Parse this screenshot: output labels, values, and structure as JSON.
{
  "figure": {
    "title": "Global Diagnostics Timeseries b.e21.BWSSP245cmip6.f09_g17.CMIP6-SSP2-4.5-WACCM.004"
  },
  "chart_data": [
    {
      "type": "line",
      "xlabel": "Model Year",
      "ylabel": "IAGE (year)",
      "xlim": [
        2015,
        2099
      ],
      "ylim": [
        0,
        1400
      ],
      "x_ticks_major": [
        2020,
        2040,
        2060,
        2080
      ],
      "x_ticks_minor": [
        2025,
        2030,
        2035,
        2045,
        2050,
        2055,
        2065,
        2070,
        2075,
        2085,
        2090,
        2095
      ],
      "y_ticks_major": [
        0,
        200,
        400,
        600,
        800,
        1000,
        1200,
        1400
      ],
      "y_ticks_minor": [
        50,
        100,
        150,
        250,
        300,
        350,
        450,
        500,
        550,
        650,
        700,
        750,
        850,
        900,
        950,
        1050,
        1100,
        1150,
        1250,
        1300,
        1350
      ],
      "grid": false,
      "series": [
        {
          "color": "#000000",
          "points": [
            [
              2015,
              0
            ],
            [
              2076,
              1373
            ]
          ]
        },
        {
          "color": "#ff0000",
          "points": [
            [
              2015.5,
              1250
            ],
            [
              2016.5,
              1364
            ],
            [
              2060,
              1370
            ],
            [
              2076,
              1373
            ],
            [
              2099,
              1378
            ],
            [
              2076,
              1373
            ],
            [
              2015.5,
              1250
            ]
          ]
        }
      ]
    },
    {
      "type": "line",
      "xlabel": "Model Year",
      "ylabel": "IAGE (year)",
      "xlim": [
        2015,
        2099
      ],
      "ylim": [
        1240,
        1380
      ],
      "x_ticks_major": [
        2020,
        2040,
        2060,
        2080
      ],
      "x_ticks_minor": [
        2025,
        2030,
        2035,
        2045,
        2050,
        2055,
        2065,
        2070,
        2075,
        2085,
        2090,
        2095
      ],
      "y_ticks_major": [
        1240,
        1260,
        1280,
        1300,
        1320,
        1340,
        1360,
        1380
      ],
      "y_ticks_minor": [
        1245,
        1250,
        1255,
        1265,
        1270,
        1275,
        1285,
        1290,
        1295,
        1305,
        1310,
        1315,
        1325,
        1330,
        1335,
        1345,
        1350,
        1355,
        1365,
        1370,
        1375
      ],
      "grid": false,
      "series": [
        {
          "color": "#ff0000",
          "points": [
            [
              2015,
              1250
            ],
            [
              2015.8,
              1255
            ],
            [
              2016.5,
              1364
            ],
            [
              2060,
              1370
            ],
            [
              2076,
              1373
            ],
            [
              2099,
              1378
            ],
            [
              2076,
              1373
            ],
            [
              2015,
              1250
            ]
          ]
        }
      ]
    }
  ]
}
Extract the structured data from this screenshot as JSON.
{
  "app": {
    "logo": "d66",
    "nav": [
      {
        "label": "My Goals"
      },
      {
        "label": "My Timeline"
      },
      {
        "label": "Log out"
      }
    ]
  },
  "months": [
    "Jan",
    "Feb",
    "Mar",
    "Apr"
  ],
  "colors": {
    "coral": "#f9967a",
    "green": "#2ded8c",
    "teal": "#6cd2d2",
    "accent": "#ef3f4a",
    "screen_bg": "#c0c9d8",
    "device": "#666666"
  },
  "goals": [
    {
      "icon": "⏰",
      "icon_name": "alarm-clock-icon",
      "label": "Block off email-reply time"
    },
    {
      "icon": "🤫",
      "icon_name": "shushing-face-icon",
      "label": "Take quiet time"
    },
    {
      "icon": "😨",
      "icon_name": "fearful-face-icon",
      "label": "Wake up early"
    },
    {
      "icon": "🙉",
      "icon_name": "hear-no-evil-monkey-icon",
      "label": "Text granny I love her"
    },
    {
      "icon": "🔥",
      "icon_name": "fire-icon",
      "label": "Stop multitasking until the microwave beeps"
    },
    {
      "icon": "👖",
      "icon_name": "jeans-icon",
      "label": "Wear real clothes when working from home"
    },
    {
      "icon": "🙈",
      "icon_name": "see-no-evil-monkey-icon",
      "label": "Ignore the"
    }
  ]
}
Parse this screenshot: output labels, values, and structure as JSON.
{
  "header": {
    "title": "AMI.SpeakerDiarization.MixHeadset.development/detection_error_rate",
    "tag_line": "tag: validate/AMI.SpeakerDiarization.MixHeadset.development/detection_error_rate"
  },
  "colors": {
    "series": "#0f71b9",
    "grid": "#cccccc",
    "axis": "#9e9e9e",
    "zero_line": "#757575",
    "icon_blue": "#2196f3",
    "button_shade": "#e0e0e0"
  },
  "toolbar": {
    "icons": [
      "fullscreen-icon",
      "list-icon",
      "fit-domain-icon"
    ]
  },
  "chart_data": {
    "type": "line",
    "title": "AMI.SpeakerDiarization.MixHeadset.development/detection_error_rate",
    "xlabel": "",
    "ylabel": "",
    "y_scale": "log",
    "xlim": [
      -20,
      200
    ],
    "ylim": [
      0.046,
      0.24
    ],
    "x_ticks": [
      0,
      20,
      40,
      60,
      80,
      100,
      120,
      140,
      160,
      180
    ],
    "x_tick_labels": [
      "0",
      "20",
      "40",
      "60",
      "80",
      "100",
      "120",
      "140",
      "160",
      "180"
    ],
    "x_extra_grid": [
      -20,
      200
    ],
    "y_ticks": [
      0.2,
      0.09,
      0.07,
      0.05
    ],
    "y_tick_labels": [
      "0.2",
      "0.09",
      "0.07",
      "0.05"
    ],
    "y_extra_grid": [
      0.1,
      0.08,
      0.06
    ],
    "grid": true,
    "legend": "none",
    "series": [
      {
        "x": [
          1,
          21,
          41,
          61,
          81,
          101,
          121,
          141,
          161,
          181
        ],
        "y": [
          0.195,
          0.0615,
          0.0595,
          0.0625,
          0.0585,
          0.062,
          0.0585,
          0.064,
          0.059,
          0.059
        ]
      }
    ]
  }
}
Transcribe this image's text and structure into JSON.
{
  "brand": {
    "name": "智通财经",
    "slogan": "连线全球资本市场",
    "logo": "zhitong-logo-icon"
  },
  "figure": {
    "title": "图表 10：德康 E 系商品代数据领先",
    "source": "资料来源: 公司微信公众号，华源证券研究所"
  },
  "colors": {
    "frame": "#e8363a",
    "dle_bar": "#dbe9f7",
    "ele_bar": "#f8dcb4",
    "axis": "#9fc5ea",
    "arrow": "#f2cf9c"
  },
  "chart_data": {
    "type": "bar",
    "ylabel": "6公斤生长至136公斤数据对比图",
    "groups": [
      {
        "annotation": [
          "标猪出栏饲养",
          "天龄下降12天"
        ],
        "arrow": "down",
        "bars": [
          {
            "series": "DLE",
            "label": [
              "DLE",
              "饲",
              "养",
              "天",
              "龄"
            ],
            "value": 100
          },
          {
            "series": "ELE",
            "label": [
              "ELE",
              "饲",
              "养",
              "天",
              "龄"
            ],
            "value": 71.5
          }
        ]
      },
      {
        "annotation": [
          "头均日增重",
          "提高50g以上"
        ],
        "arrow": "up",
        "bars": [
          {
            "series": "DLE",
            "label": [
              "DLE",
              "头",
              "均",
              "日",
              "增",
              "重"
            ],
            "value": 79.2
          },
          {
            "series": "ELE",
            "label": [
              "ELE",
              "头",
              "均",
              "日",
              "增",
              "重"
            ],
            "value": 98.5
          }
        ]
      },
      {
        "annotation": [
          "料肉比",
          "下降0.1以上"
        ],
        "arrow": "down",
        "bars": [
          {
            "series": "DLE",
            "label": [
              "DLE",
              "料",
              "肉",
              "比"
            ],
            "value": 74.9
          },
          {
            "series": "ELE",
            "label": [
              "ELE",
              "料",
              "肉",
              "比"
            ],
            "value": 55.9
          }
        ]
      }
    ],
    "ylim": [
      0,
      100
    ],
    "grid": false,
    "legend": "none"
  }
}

^^^^

PROBLEM DETAILS: Search the data for the string "this". List each line that has it.

FINAL RESULT:
Parse this screenshot: output labels, values, and structure as JSON.
Extract the structured data from this screenshot as JSON.
Parse this screenshot: output labels, values, and structure as JSON.
Transcribe this image's text and structure into JSON.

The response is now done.